#### PROBLEM DESCRIPTION:
Below are records; work out how many of their lines hold the string "operation" and give that number alone.

=== SOURCE DATA ===

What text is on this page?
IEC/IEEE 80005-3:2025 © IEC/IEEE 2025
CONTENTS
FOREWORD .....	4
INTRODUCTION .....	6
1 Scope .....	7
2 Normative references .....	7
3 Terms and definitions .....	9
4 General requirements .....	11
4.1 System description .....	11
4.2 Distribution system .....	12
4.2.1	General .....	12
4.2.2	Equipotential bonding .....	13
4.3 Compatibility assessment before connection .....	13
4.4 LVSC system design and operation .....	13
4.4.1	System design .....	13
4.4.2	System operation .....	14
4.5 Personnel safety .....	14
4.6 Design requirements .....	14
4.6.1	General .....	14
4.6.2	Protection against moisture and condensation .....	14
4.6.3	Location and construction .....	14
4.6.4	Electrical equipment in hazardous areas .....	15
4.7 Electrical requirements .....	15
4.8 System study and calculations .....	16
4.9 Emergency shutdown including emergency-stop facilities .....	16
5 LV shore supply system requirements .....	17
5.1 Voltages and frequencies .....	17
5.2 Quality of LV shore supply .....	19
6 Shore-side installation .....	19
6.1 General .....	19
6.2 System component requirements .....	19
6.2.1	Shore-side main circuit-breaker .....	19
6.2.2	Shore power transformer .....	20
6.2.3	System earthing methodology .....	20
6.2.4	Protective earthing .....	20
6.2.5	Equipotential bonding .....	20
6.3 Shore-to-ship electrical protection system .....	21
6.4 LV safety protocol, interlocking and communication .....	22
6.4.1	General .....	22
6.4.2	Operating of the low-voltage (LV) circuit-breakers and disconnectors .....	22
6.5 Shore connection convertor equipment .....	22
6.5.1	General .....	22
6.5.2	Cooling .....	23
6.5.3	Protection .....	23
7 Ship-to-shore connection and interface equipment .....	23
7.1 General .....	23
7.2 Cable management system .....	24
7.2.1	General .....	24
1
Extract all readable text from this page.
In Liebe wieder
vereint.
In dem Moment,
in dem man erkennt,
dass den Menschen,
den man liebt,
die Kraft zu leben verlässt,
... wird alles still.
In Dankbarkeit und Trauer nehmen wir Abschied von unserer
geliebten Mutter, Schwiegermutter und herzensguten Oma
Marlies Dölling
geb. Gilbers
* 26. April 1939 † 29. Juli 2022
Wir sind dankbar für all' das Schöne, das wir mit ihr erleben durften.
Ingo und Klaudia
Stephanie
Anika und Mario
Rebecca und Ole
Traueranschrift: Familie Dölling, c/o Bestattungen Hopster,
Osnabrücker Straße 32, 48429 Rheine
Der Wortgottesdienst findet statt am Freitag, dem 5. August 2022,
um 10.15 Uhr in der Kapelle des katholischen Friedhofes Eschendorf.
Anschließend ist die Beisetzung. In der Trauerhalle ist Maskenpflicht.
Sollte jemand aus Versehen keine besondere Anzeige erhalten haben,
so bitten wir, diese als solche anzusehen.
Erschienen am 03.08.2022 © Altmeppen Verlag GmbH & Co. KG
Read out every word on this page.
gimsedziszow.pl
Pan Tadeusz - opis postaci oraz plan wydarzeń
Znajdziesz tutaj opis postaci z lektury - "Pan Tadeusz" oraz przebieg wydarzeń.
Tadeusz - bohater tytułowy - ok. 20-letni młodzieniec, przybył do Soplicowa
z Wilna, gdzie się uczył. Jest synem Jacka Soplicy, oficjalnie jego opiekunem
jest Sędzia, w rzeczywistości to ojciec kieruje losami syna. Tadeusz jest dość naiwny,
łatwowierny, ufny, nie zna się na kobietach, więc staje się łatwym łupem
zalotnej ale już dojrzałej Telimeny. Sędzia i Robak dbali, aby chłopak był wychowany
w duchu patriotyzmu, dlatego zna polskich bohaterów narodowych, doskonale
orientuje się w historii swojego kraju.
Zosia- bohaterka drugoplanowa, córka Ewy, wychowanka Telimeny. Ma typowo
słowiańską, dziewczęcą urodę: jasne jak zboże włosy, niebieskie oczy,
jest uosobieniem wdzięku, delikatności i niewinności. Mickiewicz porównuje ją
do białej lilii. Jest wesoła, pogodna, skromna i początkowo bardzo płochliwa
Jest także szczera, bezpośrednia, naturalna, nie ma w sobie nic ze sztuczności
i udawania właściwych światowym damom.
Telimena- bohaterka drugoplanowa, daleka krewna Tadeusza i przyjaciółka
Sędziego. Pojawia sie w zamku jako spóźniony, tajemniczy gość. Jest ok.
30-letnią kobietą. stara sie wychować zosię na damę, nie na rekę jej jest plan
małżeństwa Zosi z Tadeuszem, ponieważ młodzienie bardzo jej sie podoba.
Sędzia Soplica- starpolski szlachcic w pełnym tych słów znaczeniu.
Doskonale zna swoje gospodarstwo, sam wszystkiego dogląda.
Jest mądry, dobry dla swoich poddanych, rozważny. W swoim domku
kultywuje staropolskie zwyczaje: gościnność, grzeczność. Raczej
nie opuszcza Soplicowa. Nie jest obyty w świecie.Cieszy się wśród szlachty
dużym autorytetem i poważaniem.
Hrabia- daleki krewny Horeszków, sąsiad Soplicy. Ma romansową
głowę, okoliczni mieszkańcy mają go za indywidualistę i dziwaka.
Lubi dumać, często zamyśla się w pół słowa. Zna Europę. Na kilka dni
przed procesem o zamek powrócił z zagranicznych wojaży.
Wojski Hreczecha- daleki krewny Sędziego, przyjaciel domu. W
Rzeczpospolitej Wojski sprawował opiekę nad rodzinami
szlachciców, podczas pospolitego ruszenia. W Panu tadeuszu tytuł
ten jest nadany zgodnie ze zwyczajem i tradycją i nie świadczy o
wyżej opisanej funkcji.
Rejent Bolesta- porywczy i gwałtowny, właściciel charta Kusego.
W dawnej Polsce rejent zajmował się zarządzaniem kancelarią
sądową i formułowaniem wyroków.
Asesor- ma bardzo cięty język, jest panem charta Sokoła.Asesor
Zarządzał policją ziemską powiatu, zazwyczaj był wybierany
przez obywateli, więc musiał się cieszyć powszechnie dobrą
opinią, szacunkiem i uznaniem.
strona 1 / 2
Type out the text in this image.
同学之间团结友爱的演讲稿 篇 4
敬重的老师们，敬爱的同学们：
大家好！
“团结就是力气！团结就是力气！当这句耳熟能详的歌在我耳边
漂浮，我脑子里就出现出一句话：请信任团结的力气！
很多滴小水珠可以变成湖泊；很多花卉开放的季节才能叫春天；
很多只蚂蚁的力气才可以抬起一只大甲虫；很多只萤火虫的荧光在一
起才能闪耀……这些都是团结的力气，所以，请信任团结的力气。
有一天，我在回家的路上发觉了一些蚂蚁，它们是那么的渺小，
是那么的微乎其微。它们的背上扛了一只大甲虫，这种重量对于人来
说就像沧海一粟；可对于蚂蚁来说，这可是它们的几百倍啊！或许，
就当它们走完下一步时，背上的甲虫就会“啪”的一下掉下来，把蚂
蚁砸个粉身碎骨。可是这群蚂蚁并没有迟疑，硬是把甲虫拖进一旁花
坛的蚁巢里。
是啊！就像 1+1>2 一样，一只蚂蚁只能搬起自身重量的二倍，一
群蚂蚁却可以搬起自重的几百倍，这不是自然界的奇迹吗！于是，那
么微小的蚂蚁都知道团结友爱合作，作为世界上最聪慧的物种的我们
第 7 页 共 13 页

===

#### WORKED SOLUTION:
2